■ JOB ■
Rewrite the part of the records that opens with the first line and closes with the line containing "play-icon: ▷ bbox=[138, 309, 145, 318]", changing "close-tab-icon" to "tab-close-icon" and leaving everything else as it is.

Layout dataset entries

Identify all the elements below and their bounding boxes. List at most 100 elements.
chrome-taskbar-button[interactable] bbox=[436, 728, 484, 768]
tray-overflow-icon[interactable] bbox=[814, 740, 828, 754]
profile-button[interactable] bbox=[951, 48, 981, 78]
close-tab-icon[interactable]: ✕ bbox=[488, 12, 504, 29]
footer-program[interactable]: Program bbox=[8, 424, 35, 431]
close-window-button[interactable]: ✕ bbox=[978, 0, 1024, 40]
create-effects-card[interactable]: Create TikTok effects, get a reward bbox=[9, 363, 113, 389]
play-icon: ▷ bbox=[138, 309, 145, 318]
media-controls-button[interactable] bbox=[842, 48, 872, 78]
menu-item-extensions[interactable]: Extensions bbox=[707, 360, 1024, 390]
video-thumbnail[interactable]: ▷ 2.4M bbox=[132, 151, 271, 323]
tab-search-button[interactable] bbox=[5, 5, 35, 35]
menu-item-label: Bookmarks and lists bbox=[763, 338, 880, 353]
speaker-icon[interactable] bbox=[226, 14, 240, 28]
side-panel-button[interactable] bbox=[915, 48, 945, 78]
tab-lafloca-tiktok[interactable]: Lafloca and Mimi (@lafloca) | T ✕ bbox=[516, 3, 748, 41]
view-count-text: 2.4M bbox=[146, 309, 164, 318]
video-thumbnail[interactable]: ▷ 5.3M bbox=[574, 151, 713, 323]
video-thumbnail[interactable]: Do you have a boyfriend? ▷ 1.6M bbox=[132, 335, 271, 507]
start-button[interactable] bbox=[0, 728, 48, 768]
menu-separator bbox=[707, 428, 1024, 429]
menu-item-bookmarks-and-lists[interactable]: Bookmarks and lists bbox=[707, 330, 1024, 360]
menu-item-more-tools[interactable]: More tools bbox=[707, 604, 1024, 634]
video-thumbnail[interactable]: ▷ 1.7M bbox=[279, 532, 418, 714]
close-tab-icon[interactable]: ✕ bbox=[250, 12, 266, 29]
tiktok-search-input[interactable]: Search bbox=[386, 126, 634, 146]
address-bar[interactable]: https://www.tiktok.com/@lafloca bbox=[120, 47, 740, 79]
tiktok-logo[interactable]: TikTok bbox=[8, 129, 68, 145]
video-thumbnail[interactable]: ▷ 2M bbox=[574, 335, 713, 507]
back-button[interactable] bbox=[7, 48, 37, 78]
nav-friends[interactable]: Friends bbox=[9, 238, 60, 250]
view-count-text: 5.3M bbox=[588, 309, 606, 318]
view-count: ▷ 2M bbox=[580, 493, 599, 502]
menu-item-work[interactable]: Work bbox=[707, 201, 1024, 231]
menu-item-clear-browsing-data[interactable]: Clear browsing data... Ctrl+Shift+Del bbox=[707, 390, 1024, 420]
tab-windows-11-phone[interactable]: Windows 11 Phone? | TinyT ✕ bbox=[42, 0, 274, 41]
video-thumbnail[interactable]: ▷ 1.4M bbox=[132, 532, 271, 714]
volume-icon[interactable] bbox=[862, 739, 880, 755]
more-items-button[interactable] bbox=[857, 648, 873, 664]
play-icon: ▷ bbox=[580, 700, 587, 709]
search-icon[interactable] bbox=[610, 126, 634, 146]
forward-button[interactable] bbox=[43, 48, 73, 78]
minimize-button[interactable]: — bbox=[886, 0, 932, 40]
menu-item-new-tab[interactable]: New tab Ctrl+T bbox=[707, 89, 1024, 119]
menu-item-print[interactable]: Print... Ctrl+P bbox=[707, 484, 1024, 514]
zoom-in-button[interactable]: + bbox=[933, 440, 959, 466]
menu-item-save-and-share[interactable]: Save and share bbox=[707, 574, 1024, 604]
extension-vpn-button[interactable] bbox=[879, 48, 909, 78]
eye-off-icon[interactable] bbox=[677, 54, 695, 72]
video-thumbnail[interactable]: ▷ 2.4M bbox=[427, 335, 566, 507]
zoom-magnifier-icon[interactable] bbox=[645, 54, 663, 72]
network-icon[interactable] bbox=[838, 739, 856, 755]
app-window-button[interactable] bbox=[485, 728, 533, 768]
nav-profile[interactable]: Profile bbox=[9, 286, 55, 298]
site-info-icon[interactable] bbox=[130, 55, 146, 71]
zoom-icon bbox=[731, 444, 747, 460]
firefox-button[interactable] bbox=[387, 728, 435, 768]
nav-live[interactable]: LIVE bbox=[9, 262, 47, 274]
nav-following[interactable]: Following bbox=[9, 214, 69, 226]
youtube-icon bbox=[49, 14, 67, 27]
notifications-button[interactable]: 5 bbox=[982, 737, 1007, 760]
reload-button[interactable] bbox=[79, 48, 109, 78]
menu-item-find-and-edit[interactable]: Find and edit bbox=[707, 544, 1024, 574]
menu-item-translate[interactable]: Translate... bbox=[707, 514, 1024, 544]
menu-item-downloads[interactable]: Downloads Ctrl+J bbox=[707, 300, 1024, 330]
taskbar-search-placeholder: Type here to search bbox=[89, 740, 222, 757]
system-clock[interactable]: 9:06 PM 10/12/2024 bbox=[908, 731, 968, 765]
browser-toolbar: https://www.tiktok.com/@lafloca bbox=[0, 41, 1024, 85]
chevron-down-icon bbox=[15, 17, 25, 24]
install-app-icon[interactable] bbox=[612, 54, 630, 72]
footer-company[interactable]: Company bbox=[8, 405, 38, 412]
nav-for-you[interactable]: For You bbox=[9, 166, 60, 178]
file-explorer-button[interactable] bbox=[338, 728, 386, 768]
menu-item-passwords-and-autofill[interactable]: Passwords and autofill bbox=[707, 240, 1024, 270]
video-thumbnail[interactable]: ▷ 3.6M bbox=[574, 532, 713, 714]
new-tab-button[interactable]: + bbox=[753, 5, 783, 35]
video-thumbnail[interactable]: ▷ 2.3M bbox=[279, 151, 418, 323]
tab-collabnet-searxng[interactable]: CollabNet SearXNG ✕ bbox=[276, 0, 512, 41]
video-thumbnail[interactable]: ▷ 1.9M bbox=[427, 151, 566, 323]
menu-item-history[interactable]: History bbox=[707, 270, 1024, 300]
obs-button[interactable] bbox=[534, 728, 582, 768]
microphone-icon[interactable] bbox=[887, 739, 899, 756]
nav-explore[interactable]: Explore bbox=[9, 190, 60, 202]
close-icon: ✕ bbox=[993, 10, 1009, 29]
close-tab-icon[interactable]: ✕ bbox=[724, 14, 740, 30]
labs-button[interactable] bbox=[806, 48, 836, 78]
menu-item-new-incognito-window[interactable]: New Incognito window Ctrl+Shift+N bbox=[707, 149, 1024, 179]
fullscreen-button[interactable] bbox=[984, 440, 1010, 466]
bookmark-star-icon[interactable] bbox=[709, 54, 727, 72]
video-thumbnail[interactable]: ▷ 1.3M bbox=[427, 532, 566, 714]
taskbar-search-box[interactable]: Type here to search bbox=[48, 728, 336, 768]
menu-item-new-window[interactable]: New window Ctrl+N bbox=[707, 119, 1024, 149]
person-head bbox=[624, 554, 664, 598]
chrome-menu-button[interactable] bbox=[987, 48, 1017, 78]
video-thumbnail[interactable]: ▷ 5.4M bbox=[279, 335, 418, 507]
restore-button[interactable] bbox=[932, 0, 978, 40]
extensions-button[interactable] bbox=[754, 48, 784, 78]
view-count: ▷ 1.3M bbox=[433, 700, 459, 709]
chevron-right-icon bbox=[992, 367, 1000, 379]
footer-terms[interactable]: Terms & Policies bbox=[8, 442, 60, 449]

■ CORRECT RESULT ■
Identify all the elements below and their bounding boxes. List at most 100 elements.
chrome-taskbar-button[interactable] bbox=[436, 728, 484, 768]
tray-overflow-icon[interactable] bbox=[814, 740, 828, 754]
profile-button[interactable] bbox=[951, 48, 981, 78]
tab-close-icon[interactable]: ✕ bbox=[488, 12, 504, 29]
footer-program[interactable]: Program bbox=[8, 424, 35, 431]
close-window-button[interactable]: ✕ bbox=[978, 0, 1024, 40]
create-effects-card[interactable]: Create TikTok effects, get a reward bbox=[9, 363, 113, 389]
play-icon: ▷ bbox=[138, 309, 145, 318]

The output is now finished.